Task details: Copy down every line where the string "settings" shows up.
□ □ □ □ □ □ □
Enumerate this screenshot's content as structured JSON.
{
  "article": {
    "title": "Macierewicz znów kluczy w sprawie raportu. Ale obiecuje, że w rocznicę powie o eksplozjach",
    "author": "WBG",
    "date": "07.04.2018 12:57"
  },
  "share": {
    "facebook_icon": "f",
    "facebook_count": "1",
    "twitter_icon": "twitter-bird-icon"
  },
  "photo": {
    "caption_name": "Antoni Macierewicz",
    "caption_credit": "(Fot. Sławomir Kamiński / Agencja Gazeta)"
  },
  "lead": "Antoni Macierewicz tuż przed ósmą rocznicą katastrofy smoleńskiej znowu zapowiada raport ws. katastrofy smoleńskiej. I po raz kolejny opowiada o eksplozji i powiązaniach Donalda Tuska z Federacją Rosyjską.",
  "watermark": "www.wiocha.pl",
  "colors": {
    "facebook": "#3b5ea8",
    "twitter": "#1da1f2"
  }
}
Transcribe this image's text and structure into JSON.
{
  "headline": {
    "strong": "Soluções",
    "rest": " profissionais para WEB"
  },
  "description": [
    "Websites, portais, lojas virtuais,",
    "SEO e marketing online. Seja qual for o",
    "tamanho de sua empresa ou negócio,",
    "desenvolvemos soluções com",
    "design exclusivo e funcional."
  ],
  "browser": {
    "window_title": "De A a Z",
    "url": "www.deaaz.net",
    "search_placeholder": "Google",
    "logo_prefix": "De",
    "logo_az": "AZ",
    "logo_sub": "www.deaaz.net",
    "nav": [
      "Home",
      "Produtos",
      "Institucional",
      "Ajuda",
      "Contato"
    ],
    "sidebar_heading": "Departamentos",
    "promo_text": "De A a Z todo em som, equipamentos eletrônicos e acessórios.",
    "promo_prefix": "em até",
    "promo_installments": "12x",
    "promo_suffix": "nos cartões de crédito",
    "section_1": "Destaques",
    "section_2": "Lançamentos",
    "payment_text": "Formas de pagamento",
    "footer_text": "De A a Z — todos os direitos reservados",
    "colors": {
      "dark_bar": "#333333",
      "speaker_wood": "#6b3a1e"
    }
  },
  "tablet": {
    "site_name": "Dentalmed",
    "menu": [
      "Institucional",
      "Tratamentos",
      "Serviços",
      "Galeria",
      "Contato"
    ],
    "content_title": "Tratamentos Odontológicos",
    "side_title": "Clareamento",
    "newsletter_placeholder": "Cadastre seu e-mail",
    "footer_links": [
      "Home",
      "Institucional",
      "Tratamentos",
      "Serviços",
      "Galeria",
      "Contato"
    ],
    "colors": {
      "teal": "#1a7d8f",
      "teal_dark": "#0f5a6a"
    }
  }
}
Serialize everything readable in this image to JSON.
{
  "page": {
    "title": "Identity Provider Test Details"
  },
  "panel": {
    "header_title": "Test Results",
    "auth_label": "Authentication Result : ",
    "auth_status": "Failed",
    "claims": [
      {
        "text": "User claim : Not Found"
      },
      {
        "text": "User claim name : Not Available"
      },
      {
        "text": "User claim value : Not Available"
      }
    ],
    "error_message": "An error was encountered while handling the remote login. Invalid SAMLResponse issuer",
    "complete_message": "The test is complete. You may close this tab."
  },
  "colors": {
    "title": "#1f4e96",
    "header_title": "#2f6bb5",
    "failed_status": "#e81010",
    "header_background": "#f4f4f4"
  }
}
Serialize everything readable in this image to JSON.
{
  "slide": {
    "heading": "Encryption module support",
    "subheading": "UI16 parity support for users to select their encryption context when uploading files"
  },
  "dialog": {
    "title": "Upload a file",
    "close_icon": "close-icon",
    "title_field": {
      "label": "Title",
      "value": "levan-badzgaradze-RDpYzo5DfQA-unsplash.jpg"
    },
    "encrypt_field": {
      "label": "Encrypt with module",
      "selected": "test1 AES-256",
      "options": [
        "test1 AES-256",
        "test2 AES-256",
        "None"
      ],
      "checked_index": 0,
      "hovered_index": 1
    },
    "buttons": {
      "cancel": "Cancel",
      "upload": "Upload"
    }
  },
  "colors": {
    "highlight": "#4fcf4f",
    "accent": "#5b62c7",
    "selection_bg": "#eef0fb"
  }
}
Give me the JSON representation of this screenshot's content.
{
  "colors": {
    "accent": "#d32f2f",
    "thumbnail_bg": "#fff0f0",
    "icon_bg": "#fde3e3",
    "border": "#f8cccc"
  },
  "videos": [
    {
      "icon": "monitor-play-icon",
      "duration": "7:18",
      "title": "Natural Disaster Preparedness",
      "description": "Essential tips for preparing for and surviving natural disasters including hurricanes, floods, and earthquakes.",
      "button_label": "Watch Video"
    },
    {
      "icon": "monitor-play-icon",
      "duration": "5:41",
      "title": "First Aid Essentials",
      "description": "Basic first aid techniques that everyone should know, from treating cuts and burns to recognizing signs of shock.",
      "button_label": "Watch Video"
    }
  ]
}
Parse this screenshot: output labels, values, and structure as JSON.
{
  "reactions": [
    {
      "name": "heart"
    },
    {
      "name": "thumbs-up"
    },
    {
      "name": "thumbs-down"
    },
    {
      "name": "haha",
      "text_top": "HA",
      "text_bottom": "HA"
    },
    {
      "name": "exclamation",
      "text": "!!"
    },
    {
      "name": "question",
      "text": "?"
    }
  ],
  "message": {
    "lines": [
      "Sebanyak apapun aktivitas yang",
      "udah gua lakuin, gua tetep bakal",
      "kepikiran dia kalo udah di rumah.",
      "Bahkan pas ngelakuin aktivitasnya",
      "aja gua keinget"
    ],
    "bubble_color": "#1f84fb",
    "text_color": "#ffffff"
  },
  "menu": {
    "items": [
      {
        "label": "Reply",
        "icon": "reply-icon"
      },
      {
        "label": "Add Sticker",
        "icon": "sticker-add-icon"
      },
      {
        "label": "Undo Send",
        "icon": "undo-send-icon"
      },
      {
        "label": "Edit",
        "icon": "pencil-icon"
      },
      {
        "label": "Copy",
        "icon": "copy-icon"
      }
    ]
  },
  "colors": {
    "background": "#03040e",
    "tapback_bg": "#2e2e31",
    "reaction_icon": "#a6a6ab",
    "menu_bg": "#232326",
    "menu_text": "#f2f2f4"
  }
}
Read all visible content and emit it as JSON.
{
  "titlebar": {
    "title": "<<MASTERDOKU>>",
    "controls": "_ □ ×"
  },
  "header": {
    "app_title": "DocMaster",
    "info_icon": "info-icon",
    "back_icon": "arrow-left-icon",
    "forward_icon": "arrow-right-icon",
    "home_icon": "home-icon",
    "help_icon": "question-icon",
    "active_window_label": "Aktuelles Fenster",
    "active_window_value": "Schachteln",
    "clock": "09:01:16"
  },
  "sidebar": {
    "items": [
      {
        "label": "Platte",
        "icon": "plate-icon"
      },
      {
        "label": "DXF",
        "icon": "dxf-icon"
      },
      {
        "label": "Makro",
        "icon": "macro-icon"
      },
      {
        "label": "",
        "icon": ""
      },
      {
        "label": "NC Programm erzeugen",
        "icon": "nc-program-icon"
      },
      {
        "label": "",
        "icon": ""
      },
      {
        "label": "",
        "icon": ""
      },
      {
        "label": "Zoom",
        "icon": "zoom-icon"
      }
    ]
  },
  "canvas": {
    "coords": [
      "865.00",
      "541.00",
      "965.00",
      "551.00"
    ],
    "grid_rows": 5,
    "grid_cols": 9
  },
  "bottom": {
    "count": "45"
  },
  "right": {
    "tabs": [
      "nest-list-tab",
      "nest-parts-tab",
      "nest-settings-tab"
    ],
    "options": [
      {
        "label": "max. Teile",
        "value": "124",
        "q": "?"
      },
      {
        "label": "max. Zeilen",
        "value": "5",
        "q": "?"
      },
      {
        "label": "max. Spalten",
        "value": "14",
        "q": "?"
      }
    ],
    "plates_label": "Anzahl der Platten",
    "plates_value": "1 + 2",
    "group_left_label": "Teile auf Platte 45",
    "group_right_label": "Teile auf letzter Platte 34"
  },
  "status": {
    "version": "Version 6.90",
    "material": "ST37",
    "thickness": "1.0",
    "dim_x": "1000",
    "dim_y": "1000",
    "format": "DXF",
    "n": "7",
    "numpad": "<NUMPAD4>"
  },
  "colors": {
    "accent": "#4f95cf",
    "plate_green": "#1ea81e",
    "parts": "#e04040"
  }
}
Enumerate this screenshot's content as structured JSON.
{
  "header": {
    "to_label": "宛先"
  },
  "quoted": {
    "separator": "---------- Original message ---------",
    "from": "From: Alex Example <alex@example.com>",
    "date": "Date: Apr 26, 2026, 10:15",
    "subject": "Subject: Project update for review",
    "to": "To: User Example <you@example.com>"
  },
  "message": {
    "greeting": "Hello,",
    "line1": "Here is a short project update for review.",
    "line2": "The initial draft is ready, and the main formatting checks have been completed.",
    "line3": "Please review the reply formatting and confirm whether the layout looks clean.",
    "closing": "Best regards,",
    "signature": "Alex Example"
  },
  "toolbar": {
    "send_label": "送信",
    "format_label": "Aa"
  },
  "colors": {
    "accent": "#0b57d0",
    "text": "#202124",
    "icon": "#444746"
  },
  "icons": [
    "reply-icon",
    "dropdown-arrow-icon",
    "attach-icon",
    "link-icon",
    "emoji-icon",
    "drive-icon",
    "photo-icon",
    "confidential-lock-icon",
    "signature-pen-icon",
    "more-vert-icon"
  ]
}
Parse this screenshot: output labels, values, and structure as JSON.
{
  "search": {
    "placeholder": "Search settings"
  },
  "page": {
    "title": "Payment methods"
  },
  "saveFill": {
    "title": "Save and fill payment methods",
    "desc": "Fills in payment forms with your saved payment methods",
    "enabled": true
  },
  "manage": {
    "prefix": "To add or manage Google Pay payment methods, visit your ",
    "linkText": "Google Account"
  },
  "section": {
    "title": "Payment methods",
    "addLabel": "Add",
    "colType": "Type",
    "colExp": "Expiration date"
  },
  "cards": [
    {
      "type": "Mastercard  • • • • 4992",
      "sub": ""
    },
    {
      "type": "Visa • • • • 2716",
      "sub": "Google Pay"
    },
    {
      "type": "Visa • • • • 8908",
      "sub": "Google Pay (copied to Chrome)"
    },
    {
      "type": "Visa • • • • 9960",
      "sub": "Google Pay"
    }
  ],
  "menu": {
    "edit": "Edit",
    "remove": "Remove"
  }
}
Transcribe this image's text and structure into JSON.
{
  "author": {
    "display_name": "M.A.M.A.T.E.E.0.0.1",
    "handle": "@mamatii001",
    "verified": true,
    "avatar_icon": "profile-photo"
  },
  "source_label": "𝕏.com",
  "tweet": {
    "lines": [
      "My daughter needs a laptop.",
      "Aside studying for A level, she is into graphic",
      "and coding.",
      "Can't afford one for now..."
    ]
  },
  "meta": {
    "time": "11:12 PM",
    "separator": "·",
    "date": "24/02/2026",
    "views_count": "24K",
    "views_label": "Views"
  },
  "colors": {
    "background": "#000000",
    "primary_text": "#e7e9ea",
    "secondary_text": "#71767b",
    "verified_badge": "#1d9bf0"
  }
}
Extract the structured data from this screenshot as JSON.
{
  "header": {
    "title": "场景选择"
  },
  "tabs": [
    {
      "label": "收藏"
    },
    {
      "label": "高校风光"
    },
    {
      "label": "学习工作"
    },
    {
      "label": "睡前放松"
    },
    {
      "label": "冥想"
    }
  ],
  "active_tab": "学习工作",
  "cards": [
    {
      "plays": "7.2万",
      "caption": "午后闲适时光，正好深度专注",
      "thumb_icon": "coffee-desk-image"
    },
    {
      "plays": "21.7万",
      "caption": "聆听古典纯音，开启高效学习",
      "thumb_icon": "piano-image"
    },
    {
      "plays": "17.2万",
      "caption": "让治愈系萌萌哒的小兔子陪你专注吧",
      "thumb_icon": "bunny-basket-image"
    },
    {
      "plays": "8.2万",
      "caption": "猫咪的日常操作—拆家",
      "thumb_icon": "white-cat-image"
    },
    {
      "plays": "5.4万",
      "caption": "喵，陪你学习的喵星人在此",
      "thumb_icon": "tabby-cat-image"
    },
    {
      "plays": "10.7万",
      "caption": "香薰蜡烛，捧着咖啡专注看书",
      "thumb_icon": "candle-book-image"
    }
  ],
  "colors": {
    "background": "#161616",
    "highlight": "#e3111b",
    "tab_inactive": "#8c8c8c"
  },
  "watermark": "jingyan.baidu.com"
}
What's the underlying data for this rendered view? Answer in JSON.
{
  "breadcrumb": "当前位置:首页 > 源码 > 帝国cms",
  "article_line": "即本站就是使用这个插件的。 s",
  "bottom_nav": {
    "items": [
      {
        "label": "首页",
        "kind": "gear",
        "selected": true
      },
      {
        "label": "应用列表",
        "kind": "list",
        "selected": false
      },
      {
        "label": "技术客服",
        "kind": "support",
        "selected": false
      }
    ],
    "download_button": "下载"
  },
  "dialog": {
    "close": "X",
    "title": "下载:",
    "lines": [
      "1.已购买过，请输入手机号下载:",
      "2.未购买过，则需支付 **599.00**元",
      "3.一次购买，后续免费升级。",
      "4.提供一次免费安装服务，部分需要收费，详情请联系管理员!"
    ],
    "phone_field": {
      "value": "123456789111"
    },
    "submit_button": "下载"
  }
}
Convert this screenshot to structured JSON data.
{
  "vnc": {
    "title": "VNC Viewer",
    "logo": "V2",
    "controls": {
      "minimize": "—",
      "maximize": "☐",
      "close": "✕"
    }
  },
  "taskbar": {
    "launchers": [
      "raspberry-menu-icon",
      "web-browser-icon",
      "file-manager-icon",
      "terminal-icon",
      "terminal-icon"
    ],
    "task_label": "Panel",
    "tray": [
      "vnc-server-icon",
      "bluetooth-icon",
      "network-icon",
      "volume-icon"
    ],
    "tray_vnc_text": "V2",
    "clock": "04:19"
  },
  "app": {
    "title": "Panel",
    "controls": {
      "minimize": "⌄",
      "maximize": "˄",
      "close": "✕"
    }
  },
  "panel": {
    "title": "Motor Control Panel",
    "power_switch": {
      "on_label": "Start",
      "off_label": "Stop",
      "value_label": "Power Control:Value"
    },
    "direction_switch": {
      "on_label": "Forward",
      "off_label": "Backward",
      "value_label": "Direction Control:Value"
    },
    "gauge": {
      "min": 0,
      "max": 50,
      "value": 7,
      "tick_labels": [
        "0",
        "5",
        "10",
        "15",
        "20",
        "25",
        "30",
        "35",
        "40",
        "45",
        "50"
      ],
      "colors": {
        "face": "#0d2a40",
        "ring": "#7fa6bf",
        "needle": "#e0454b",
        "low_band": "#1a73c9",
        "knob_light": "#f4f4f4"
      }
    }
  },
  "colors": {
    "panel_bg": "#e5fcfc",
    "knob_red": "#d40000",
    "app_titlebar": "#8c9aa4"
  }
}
□ □ □ □ □ □ □
The answer:
      "nest-settings-tab"
    "placeholder": "Search settings"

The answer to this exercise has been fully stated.